**Instructions to follow**: In the following material, identify every line holding the string "Арендодатель" and return it.

### Given data

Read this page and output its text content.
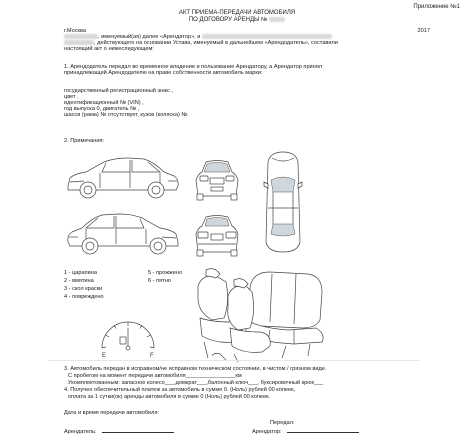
Приложение №1
АКТ ПРИЕМА-ПЕРЕДАЧИ АВТОМОБИЛЯ
ПО ДОГОВОРУ АРЕНДЫ №
г.Москва	2017
, именуемый(ая) далее «Арендатор», и
, действующего на основании Устава, именуемый в дальнейшем «Арендодатель», составили
настоящий акт о нижеследующем:
1. Арендодатель передал во временное владение и пользование Арендатору, а Арендатор принял
принадлежащий Арендодателю на праве собственности автомобиль марки:
государственный регистрационный знак: ,
цвет ,
идентификационный № (VIN) ,
год выпуска 0, двигатель № ,
шасси (рама) № отсутствует, кузов (коляска) №
2. Примечания:
1 - царапина
2 - вмятина
3 - скол краски
4 - повреждено
5 - прожжено
6 - пятно
E	F
3. Автомобиль передан в исправном/не исправном техническом состоянии, в чистом / грязном виде.
С пробегом на момент передачи автомобиля________________км
Укомплектованным: запасное колесо___,домкрат___,балонный ключ___, буксировочный крюк___
4. Получен обеспечительный платеж за автомобиль в сумме 0. (Ноль) рублей 00 копеек,
оплата за 1 сутки(ок) аренды автомобиля в сумме 0 (Ноль) рублей 00 копеек.
Дата и время передачи автомобиля:
Передал:
Арендатель:	Арендатор:
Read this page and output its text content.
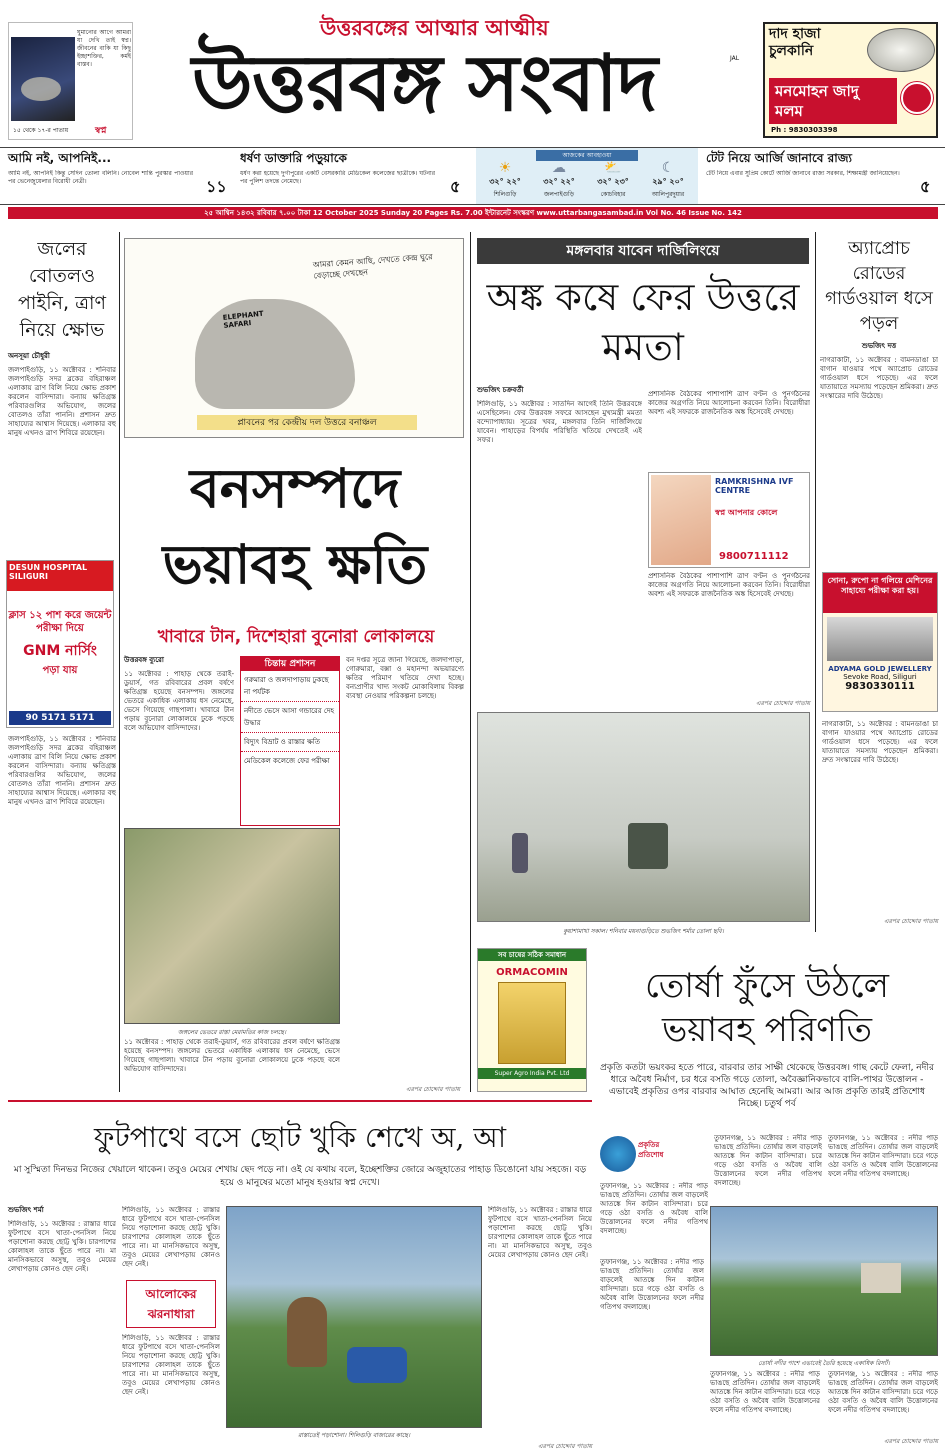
ঘুমানোর আগে আমরা যা দেখি তাই স্বপ্ন। জীবনের বাকি যা কিছু ইচ্ছাশক্তির, কর্মই বাস্তব।
১৫ থেকে ১৭-র পাতায়	স্বপ্ন
উত্তরবঙ্গের আত্মার আত্মীয়
উত্তরবঙ্গ সংবাদ	JAL
দাদ হাজা চুলকানি
মনমোহন জাদু মলম
Ph : 9830303398
আমি নই, আপনিই...
আমি নই, আপনিই কিন্তু সেদিন তোলা বলিনি। নোবেল শান্তি পুরস্কার পাওয়ার পর ভেনেজুয়েলার বিরোধী নেত্রী।	১১
ধর্ষণ ডাক্তারি পড়ুয়াকে
ধর্ষণ করা হয়েছে দুর্গাপুরের একটি বেসরকারি মেডিকেল কলেজের ছাত্রীকে। ঘটনার পর পুলিশ তদন্তে নেমেছে।	৫
আজকের আবহাওয়া
☀
৩২° ২২°
শিলিগুড়ি
☁
৩২° ২২°
জলপাইগুড়ি
⛅
৩২° ২৩°
কোচবিহার
☾
২৯° ২০°
আলিপুরদুয়ার
টেট নিয়ে আর্জি জানাবে রাজ্য
টেট নিয়ে এবার সুপ্রিম কোর্টে আর্জি জানাবে রাজ্য সরকার, শিক্ষামন্ত্রী জানিয়েছেন।
৫
২৫ আশ্বিন ১৪৩২ রবিবার ৭.০০ টাকা 12 October 2025 Sunday 20 Pages Rs. 7.00 ইন্টারনেট সংস্করণ www.uttarbangasambad.in Vol No. 46 Issue No. 142
জলের বোতলও পাইনি, ত্রাণ নিয়ে ক্ষোভ
অনসূয়া চৌধুরী
জলপাইগুড়ি, ১১ অক্টোবর : শনিবার জলপাইগুড়ি সদর ব্লকের বহিরাঞ্চল এলাকায় ত্রাণ বিলি নিয়ে ক্ষোভ প্রকাশ করলেন বাসিন্দারা। বন্যায় ক্ষতিগ্রস্ত পরিবারগুলির অভিযোগ, জলের বোতলও তাঁরা পাননি। প্রশাসন দ্রুত সাহায্যের আশ্বাস দিয়েছে। এলাকার বহু মানুষ এখনও ত্রাণ শিবিরে রয়েছেন।
DESUN HOSPITAL SILIGURI
ক্লাস ১২ পাশ করে জয়েন্ট পরীক্ষা দিয়ে
GNM নার্সিং
পড়া যায়
90 5171 5171
জলপাইগুড়ি, ১১ অক্টোবর : শনিবার জলপাইগুড়ি সদর ব্লকের বহিরাঞ্চল এলাকায় ত্রাণ বিলি নিয়ে ক্ষোভ প্রকাশ করলেন বাসিন্দারা। বন্যায় ক্ষতিগ্রস্ত পরিবারগুলির অভিযোগ, জলের বোতলও তাঁরা পাননি। প্রশাসন দ্রুত সাহায্যের আশ্বাস দিয়েছে। এলাকার বহু মানুষ এখনও ত্রাণ শিবিরে রয়েছেন।
ELEPHANT SAFARI
আমরা কেমন আছি, দেখতে কেন্দ্র ঘুরে বেড়াচ্ছে দেখছেন
প্লাবনের পর কেন্দ্রীয় দল উত্তরে বনাঞ্চল
বনসম্পদে ভয়াবহ ক্ষতি
খাবারে টান, দিশেহারা বুনোরা লোকালয়ে
উত্তরবঙ্গ ব্যুরো
১১ অক্টোবর : পাহাড় থেকে তরাই-ডুয়ার্স, গত রবিবারের প্রবল বর্ষণে ক্ষতিগ্রস্ত হয়েছে বনসম্পদ। জঙ্গলের ভেতরে একাধিক এলাকায় ধস নেমেছে, ভেসে গিয়েছে গাছপালা। খাবারে টান পড়ায় বুনোরা লোকালয়ে ঢুকে পড়ছে বলে অভিযোগ বাসিন্দাদের।
চিন্তায় প্রশাসন
গরুমারা ও জলদাপাড়ায় ঢুকছে না পর্যটক
নদীতে ভেসে আসা গন্ডারের দেহ উদ্ধার
বিদ্যুৎ বিভ্রাট ও রাস্তার ক্ষতি
মেডিকেল কলেজে ফের পরীক্ষা
বন দপ্তর সূত্রে জানা গিয়েছে, জলদাপাড়া, গোরুমারা, বক্সা ও মহানন্দা অভয়ারণ্যে ক্ষতির পরিমাণ খতিয়ে দেখা হচ্ছে। বন্যপ্রাণীর খাদ্য সংকট মোকাবিলায় বিকল্প ব্যবস্থা নেওয়ার পরিকল্পনা চলছে।
জঙ্গলের ভেতরে রাস্তা মেরামতির কাজ চলছে।
১১ অক্টোবর : পাহাড় থেকে তরাই-ডুয়ার্স, গত রবিবারের প্রবল বর্ষণে ক্ষতিগ্রস্ত হয়েছে বনসম্পদ। জঙ্গলের ভেতরে একাধিক এলাকায় ধস নেমেছে, ভেসে গিয়েছে গাছপালা। খাবারে টান পড়ায় বুনোরা লোকালয়ে ঢুকে পড়ছে বলে অভিযোগ বাসিন্দাদের।
এরপর চোদ্দোর পাতায়
মঙ্গলবার যাবেন দার্জিলিংয়ে
অঙ্ক কষে ফের উত্তরে মমতা
শুভজিৎ চক্রবর্তী
শিলিগুড়ি, ১১ অক্টোবর : সাতদিন আগেই তিনি উত্তরবঙ্গে এসেছিলেন। ফের উত্তরবঙ্গ সফরে আসছেন মুখ্যমন্ত্রী মমতা বন্দ্যোপাধ্যায়। সূত্রের খবর, মঙ্গলবার তিনি দার্জিলিংয়ে যাবেন। পাহাড়ের বিপর্যয় পরিস্থিতি খতিয়ে দেখতেই এই সফর।
প্রশাসনিক বৈঠকের পাশাপাশি ত্রাণ বণ্টন ও পুনর্গঠনের কাজের অগ্রগতি নিয়ে আলোচনা করবেন তিনি। বিরোধীরা অবশ্য এই সফরকে রাজনৈতিক অঙ্ক হিসেবেই দেখছে।
RAMKRISHNA IVF CENTRE
স্বপ্ন আপনার কোলে
9800711112
প্রশাসনিক বৈঠকের পাশাপাশি ত্রাণ বণ্টন ও পুনর্গঠনের কাজের অগ্রগতি নিয়ে আলোচনা করবেন তিনি। বিরোধীরা অবশ্য এই সফরকে রাজনৈতিক অঙ্ক হিসেবেই দেখছে।
এরপর চোদ্দোর পাতায়
কুয়াশামাখা সকাল। শনিবার ময়নাগুড়িতে শুভজিৎ শর্মার তোলা ছবি।
অ্যাপ্রোচ রোডের গার্ডওয়াল ধসে পড়ল
শুভজিৎ দত্ত
নাগরাকাটা, ১১ অক্টোবর : বামনডাঙা চা বাগান যাওয়ার পথে অ্যাপ্রোচ রোডের গার্ডওয়াল ধসে পড়েছে। এর ফলে যাতায়াতে সমস্যায় পড়েছেন শ্রমিকরা। দ্রুত সংস্কারের দাবি উঠেছে।
সোনা, রুপো না গলিয়ে মেশিনের সাহায্যে পরীক্ষা করা হয়।
ADYAMA GOLD JEWELLERY
Sevoke Road, Siliguri
9830330111
নাগরাকাটা, ১১ অক্টোবর : বামনডাঙা চা বাগান যাওয়ার পথে অ্যাপ্রোচ রোডের গার্ডওয়াল ধসে পড়েছে। এর ফলে যাতায়াতে সমস্যায় পড়েছেন শ্রমিকরা। দ্রুত সংস্কারের দাবি উঠেছে।
এরপর চোদ্দোর পাতায়
সব চাষের সঠিক সমাধান
ORMACOMIN
Super Agro India Pvt. Ltd
তোর্ষা ফুঁসে উঠলে ভয়াবহ পরিণতি
প্রকৃতি কতটা ভয়ংকর হতে পারে, বারবার তার সাক্ষী থেকেছে উত্তরবঙ্গ। গাছ কেটে ফেলা, নদীর ধারে অবৈধ নির্মাণ, চর ধরে বসতি গড়ে তোলা, অবৈজ্ঞানিকভাবে বালি-পাথর উত্তোলন - এভাবেই প্রকৃতির ওপর বারবার আঘাত হেনেছি আমরা। আর আজ প্রকৃতি তারই প্রতিশোধ নিচ্ছে। চতুর্থ পর্ব
ফুটপাথে বসে ছোট খুকি শেখে অ, আ
মা সুস্মিতা দিনভর নিজের খেয়ালে থাকেন। তবুও মেয়ের শেখায় ছেদ পড়ে না। ওই যে কথায় বলে, ইচ্ছেশক্তির জোরে অজুহাতের পাহাড় ডিঙোনো যায় সহজে। বড় হয়ে ও মানুষের মতো মানুষ হওয়ার স্বপ্ন দেখে।
শুভজিৎ শর্মা
শিলিগুড়ি, ১১ অক্টোবর : রাস্তার ধারে ফুটপাথে বসে খাতা-পেনসিল নিয়ে পড়াশোনা করছে ছোট্ট খুকি। চারপাশের কোলাহল তাকে ছুঁতে পারে না। মা মানসিকভাবে অসুস্থ, তবুও মেয়ের লেখাপড়ায় কোনও ছেদ নেই।
শিলিগুড়ি, ১১ অক্টোবর : রাস্তার ধারে ফুটপাথে বসে খাতা-পেনসিল নিয়ে পড়াশোনা করছে ছোট্ট খুকি। চারপাশের কোলাহল তাকে ছুঁতে পারে না। মা মানসিকভাবে অসুস্থ, তবুও মেয়ের লেখাপড়ায় কোনও ছেদ নেই।
আলোকের ঝরনাধারা
শিলিগুড়ি, ১১ অক্টোবর : রাস্তার ধারে ফুটপাথে বসে খাতা-পেনসিল নিয়ে পড়াশোনা করছে ছোট্ট খুকি। চারপাশের কোলাহল তাকে ছুঁতে পারে না। মা মানসিকভাবে অসুস্থ, তবুও মেয়ের লেখাপড়ায় কোনও ছেদ নেই।
রাস্তাতেই পড়াশোনা। শিলিগুড়ি বাজারের কাছে।
শিলিগুড়ি, ১১ অক্টোবর : রাস্তার ধারে ফুটপাথে বসে খাতা-পেনসিল নিয়ে পড়াশোনা করছে ছোট্ট খুকি। চারপাশের কোলাহল তাকে ছুঁতে পারে না। মা মানসিকভাবে অসুস্থ, তবুও মেয়ের লেখাপড়ায় কোনও ছেদ নেই।
এরপর চোদ্দোর পাতায়
প্রকৃতির প্রতিশোধ
তুফানগঞ্জ, ১১ অক্টোবর : নদীর পাড় ভাঙছে প্রতিদিন। তোর্ষার জল বাড়লেই আতঙ্কে দিন কাটান বাসিন্দারা। চরে গড়ে ওঠা বসতি ও অবৈধ বালি উত্তোলনের ফলে নদীর গতিপথ বদলাচ্ছে।
তুফানগঞ্জ, ১১ অক্টোবর : নদীর পাড় ভাঙছে প্রতিদিন। তোর্ষার জল বাড়লেই আতঙ্কে দিন কাটান বাসিন্দারা। চরে গড়ে ওঠা বসতি ও অবৈধ বালি উত্তোলনের ফলে নদীর গতিপথ বদলাচ্ছে।
তুফানগঞ্জ, ১১ অক্টোবর : নদীর পাড় ভাঙছে প্রতিদিন। তোর্ষার জল বাড়লেই আতঙ্কে দিন কাটান বাসিন্দারা। চরে গড়ে ওঠা বসতি ও অবৈধ বালি উত্তোলনের ফলে নদীর গতিপথ বদলাচ্ছে।
তোর্ষা নদীর পাশে এভাবেই তৈরি হয়েছে একাধিক রিসর্ট।
তুফানগঞ্জ, ১১ অক্টোবর : নদীর পাড় ভাঙছে প্রতিদিন। তোর্ষার জল বাড়লেই আতঙ্কে দিন কাটান বাসিন্দারা। চরে গড়ে ওঠা বসতি ও অবৈধ বালি উত্তোলনের ফলে নদীর গতিপথ বদলাচ্ছে।
তুফানগঞ্জ, ১১ অক্টোবর : নদীর পাড় ভাঙছে প্রতিদিন। তোর্ষার জল বাড়লেই আতঙ্কে দিন কাটান বাসিন্দারা। চরে গড়ে ওঠা বসতি ও অবৈধ বালি উত্তোলনের ফলে নদীর গতিপথ বদলাচ্ছে।
তুফানগঞ্জ, ১১ অক্টোবর : নদীর পাড় ভাঙছে প্রতিদিন। তোর্ষার জল বাড়লেই আতঙ্কে দিন কাটান বাসিন্দারা। চরে গড়ে ওঠা বসতি ও অবৈধ বালি উত্তোলনের ফলে নদীর গতিপথ বদলাচ্ছে।
এরপর চোদ্দোর পাতায়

######

**Answer below**:
, действующего на основании Устава, именуемый в дальнейшем «Арендодатель», составили
1. Арендодатель передал во временное владение и пользование Арендатору, а Арендатор принял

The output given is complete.